◆ Document extract
*** Block opens ***

But in the Juce “Audio Application” project template there is no one class that has initialized any AudioProcessor. So I see no option to use it outside of getNextAudioBlock. It confuses me very much. How to deal with that?


#4

The classes as such have nothing to do with threads. Things run in the thread that calls them. (By convention the PluginEditor stuff runs in the GUI thread and some stuff in the PluginProcessor runs in the GUI thread or the audio thread.)

In the Audio app template things run in the GUI thread and the audio thread. getNextAudioBlock is the function that is called from the audio thread. So any code that runs in the getNextAudioBlock function gets run in the audio thread. The rest of the functions are called from the GUI thread. (Normal Timers are also always run from the GUI thread.)


#5

OK but to be sure: startTimer(someTime) provide parallel processing or not?
What happen if I startTimer() for myFunction in the constructor of MainComponent. And in timerCallback() I call the FFT function with the input data which I take from getNextAudioBlock.
For simply calculations let’s take:,
Timer is set to 1 second, buffer time is 441, and sample rate is 44100. So in each second the getNextAudioBlock is called 44100/441 = 100 times. So which audio block will be used as input data in the FFT (in timerCallback()) . First of those 100 times, or last one? Or maybe somewhere in the middle?


#6

And will it be (FFT) calculated parallel to the getNextAudioBlock, or not parallel?
What happen if the values are not rounded, fo example timer is set to 1 sec, but buffer is 512, and sample rate 44100, so then there will be 512/44100 = 86.13281 times of AudioBlock, so then which part will be used in the timerCallback()?


#7

The audio processing and the Timers running in the GUI thread are completely unsynchronized. (So they do run in parallel and there’s no straightforward way to keep things in sync. Also the GUI timers are not very precise, the callbacks happen at approximately at the interval you specify in startTimer.)

*** Block closes ***

◆ Tasks
1 – In the forum discussion of JUCE threads, rewrite the paragraph beginning "In the Audio app template things run" as a short bulleted list that keeps its main facts.
2 – List every function that the forum discussion of JUCE threads names by its code identifier.
3 – Continue the forum discussion of JUCE threads with a new reply that follows its final post.

◆ Recorded data
*** Block opens ***

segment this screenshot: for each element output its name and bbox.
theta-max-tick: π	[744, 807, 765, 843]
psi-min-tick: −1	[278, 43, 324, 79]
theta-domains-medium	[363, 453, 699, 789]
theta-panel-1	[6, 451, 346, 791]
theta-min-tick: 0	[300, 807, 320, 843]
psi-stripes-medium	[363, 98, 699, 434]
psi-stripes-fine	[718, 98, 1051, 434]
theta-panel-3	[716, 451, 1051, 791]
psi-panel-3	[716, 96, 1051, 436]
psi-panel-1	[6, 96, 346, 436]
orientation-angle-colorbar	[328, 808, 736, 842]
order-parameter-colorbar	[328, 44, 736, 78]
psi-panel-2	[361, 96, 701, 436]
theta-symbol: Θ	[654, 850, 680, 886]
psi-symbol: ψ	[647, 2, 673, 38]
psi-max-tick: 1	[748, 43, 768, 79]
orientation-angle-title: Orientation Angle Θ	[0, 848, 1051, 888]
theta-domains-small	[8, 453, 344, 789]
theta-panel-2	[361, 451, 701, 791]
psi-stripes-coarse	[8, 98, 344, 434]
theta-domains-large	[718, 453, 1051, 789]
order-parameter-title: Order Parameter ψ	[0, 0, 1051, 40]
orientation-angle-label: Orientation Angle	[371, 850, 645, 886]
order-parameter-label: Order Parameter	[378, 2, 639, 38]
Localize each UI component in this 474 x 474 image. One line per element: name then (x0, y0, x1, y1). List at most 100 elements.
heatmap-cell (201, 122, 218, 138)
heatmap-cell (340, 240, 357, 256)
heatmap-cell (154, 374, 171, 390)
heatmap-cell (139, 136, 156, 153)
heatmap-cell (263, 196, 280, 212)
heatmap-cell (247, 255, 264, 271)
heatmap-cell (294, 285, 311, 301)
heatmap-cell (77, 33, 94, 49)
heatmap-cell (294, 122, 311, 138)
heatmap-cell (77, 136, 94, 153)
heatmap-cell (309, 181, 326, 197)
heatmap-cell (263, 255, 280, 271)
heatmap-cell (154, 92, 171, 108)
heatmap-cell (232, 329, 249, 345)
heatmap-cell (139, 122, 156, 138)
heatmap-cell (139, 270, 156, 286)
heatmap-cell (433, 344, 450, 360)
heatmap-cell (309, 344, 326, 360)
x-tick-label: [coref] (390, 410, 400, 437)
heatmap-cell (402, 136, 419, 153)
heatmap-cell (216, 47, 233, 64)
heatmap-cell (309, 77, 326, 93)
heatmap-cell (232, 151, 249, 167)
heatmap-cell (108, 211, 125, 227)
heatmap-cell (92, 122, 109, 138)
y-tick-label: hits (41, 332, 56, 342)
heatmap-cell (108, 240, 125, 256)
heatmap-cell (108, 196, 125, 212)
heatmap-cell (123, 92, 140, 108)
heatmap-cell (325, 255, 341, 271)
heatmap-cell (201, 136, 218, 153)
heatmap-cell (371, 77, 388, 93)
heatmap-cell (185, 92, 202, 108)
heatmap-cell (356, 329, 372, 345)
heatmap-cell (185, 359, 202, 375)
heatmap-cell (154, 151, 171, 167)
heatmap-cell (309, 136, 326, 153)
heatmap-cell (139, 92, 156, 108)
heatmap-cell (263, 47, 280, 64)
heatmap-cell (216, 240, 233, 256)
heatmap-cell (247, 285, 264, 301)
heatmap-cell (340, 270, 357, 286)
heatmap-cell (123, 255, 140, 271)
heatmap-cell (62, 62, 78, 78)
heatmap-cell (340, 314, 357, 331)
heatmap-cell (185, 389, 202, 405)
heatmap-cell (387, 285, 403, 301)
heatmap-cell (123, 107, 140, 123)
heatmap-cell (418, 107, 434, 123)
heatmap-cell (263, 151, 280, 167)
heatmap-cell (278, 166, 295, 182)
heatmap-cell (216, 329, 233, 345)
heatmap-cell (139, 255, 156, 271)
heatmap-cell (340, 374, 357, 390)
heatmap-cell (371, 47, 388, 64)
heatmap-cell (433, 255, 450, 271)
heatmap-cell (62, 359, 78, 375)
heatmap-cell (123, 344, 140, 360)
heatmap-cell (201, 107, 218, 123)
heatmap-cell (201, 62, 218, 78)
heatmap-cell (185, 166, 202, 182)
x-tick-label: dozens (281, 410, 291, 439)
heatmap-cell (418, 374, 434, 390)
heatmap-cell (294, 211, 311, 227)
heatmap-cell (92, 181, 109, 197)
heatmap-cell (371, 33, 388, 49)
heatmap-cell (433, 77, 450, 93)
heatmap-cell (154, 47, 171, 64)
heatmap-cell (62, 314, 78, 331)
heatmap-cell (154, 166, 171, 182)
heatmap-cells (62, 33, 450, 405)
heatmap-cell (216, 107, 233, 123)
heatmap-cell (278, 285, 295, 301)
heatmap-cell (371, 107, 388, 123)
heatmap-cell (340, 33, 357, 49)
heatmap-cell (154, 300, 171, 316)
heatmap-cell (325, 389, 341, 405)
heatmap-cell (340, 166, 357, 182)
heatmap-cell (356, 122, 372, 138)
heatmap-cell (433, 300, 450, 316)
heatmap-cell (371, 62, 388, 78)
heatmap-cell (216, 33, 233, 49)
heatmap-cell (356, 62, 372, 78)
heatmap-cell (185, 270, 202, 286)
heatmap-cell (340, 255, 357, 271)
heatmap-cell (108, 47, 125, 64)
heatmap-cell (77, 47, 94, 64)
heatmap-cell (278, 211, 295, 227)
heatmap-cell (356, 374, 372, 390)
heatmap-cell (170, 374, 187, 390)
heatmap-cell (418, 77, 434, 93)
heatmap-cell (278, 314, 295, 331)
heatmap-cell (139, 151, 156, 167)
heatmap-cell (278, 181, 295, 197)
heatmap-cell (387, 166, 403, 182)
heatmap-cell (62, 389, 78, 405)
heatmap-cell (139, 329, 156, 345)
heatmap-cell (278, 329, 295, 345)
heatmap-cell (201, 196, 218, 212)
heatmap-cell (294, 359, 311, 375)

*** Block closes ***

◆ Answers by task
1 –
- The Audio app template runs code in two threads: the GUI thread and the audio thread.
- getNextAudioBlock is called from the audio thread, so any code inside it runs there.
- All the other functions are called from the GUI thread.
- Normal Timers also always run from the GUI thread.

2 –
- getNextAudioBlock
- startTimer
- timerCallback
- myFunction

3 –
#8

Thanks for reply. But can give the good answer for my last part of that thread? I mean that:

What happen if the values are not rounded, fo example timer is set to 1 sec, but buffer is 512, and sample rate 44100, so then there will be 512/44100 = 86.13281 times of AudioBlock, so then which part (which audio block) will be used in the timerCallback()?


#9

Those calculations are useless, the Timers don’t run at exactly the specified rate. You will need to ensure yourself in some manner the GUI thread accesses the right audio samples for the analysis etc calculations.


#10

So how to ensure that? :slight_smile: I was sure that it is ensured by creating reference to AudioBuffer


#11

Again : do NOT store any references or pointers to the AudioBuffer or the data in it. It’s not going to work. You will have to do some kind of circular buffer or something where you push (copy) the audio samples from the audio thread. Then the GUI thread can use those copied samples from the circular buffer.


#12

OK, but somebody should know how to do that. Don’t you think it’s quite important in the audio processing. So where to ask? A lot of programmers creates audio applications, so it can’t be so difficult, am I wrong?


#13

Many people work at the NASA, still it is not really easy to fly to the moon… :wink: SCNR

What you do, is create a FIFO and pump your audio from the processBlock (or getNextAudioBlock) and pump it to your analysis class. From that point you have “all the time in the world” to compute your FFT, also wait until enough samples are available etc.

For that the analysis class has it’s own AudioBuffer, big enough to add constantly audio…

HTH


#14

You are right with the NASA comparison.
By the way. I am not sure what do you mean by FIFO. But I am working on simply application that could show possibility of my various implementations of FFT, and compare them. I am going to give options to change buffer size of input to FFT, measure time consuming by calculations for each type of FFT, changing matrix divider in mixed radix FFT, and even compute regular DFT to comparison. So with DFT I don’t think I have “all the time in the world” :slight_smile: But maybe I am wrong, because I don’t know what i FIFO, and there is explanation? :slight_smile:


#15

FIFO has nothing to do with Dsp stuff. Its an acronym for First In First Out: an algorithm for organising data.